WHAT NEEDS TO BE DONE » Can you print every record below exactly as written?

ENTRIES SHOWN »
※ ※ ※

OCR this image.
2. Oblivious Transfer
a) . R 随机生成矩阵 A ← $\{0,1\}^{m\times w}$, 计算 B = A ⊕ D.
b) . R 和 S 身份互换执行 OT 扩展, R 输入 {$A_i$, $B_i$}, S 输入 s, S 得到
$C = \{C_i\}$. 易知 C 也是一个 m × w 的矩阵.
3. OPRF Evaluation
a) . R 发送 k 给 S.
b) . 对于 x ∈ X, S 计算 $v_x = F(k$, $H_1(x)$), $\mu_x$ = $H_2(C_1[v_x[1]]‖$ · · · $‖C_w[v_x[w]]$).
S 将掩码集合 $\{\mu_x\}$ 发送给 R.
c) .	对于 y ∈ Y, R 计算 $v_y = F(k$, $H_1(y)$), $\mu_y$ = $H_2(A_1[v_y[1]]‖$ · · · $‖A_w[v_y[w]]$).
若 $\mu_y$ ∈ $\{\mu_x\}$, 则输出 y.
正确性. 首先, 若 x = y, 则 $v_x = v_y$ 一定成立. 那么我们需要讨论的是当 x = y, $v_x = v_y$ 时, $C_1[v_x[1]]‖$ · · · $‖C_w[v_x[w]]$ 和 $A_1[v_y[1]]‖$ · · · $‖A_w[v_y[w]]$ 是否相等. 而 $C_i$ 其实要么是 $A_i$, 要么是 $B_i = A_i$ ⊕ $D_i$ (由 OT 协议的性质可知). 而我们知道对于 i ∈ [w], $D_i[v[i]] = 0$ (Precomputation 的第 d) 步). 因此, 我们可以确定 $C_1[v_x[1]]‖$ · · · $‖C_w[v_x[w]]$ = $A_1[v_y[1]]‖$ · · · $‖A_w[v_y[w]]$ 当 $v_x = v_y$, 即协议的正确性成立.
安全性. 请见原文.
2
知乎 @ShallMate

※ ※ ※

SOLUTION TO THE EXERCISE »
OCR this image.
2. Oblivious Transfer
a) . R 随机生成矩阵 A ← $\{0,1\}^{m\times w}$, 计算 B = A ⊕ D.
b) . R 和 S 身份互换执行 OT 扩展, R 输入 {$A_i$, $B_i$}, S 输入 s, S 得到
$C = \{C_i\}$. 易知 C 也是一个 m × w 的矩阵.
3. OPRF Evaluation
a) . R 发送 k 给 S.
b) . 对于 x ∈ X, S 计算 $v_x = F(k$, $H_1(x)$), $\mu_x$ = $H_2(C_1[v_x[1]]‖$ · · · $‖C_w[v_x[w]]$).
S 将掩码集合 $\{\mu_x\}$ 发送给 R.
c) .	对于 y ∈ Y, R 计算 $v_y = F(k$, $H_1(y)$), $\mu_y$ = $H_2(A_1[v_y[1]]‖$ · · · $‖A_w[v_y[w]]$).
若 $\mu_y$ ∈ $\{\mu_x\}$, 则输出 y.
正确性. 首先, 若 x = y, 则 $v_x = v_y$ 一定成立. 那么我们需要讨论的是当 x = y, $v_x = v_y$ 时, $C_1[v_x[1]]‖$ · · · $‖C_w[v_x[w]]$ 和 $A_1[v_y[1]]‖$ · · · $‖A_w[v_y[w]]$ 是否相等. 而 $C_i$ 其实要么是 $A_i$, 要么是 $B_i = A_i$ ⊕ $D_i$ (由 OT 协议的性质可知). 而我们知道对于 i ∈ [w], $D_i[v[i]] = 0$ (Precomputation 的第 d) 步). 因此, 我们可以确定 $C_1[v_x[1]]‖$ · · · $‖C_w[v_x[w]]$ = $A_1[v_y[1]]‖$ · · · $‖A_w[v_y[w]]$ 当 $v_x = v_y$, 即协议的正确性成立.
安全性. 请见原文.
2
知乎 @ShallMate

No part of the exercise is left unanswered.